**Data:**
####

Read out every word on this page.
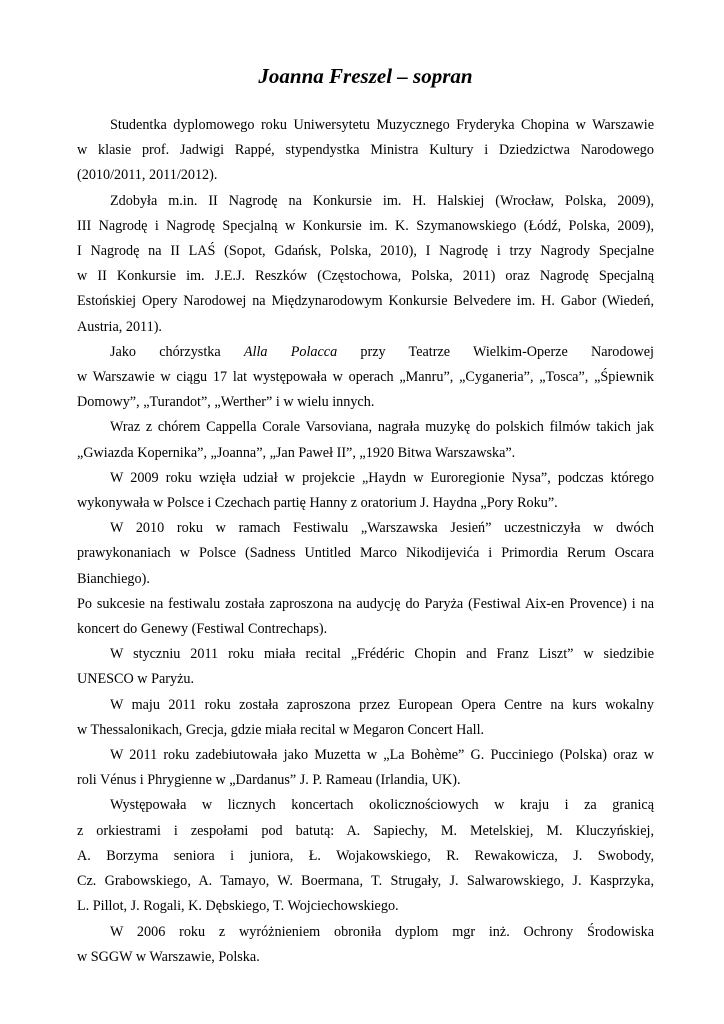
Joanna Freszel – sopran
Studentka dyplomowego roku Uniwersytetu Muzycznego Fryderyka Chopina w Warszawie
w klasie prof. Jadwigi Rappé, stypendystka Ministra Kultury i Dziedzictwa Narodowego
(2010/2011, 2011/2012).
Zdobyła m.in. II Nagrodę na Konkursie im. H. Halskiej (Wrocław, Polska, 2009),
III Nagrodę i Nagrodę Specjalną w Konkursie im. K. Szymanowskiego (Łódź, Polska, 2009),
I Nagrodę na II LAŚ (Sopot, Gdańsk, Polska, 2010), I Nagrodę i trzy Nagrody Specjalne
w II Konkursie im. J.E.J. Reszków (Częstochowa, Polska, 2011) oraz Nagrodę Specjalną
Estońskiej Opery Narodowej na Międzynarodowym Konkursie Belvedere im. H. Gabor (Wiedeń,
Austria, 2011).
Jako chórzystka Alla Polacca przy Teatrze Wielkim-Operze Narodowej
w Warszawie w ciągu 17 lat występowała w operach „Manru”, „Cyganeria”, „Tosca”, „Śpiewnik
Domowy”, „Turandot”, „Werther” i w wielu innych.
Wraz z chórem Cappella Corale Varsoviana, nagrała muzykę do polskich filmów takich jak
„Gwiazda Kopernika”, „Joanna”, „Jan Paweł II”, „1920 Bitwa Warszawska”.
W 2009 roku wzięła udział w projekcie „Haydn w Euroregionie Nysa”, podczas którego
wykonywała w Polsce i Czechach partię Hanny z oratorium J. Haydna „Pory Roku”.
W 2010 roku w ramach Festiwalu „Warszawska Jesień” uczestniczyła w dwóch
prawykonaniach w Polsce (Sadness Untitled Marco Nikodijevića i Primordia Rerum Oscara
Bianchiego).
Po sukcesie na festiwalu została zaproszona na audycję do Paryża (Festiwal Aix-en Provence) i na
koncert do Genewy (Festiwal Contrechaps).
W styczniu 2011 roku miała recital „Frédéric Chopin and Franz Liszt” w siedzibie
UNESCO w Paryżu.
W maju 2011 roku została zaproszona przez European Opera Centre na kurs wokalny
w Thessalonikach, Grecja, gdzie miała recital w Megaron Concert Hall.
W 2011 roku zadebiutowała jako Muzetta w „La Bohème” G. Pucciniego (Polska) oraz w
roli Vénus i Phrygienne w „Dardanus” J. P. Rameau (Irlandia, UK).
Występowała w licznych koncertach okolicznościowych w kraju i za granicą
z orkiestrami i zespołami pod batutą: A. Sapiechy, M. Metelskiej, M. Kluczyńskiej,
A. Borzyma seniora i juniora, Ł. Wojakowskiego, R. Rewakowicza, J. Swobody,
Cz. Grabowskiego, A. Tamayo, W. Boermana, T. Strugały, J. Salwarowskiego, J. Kasprzyka,
L. Pillot, J. Rogali, K. Dębskiego, T. Wojciechowskiego.
W 2006 roku z wyróżnieniem obroniła dyplom mgr inż. Ochrony Środowiska
w SGGW w Warszawie, Polska.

####

**Work to do:** Using the data above, say how many lines include "Narodowej". No other reply is needed.

**Reply:** 2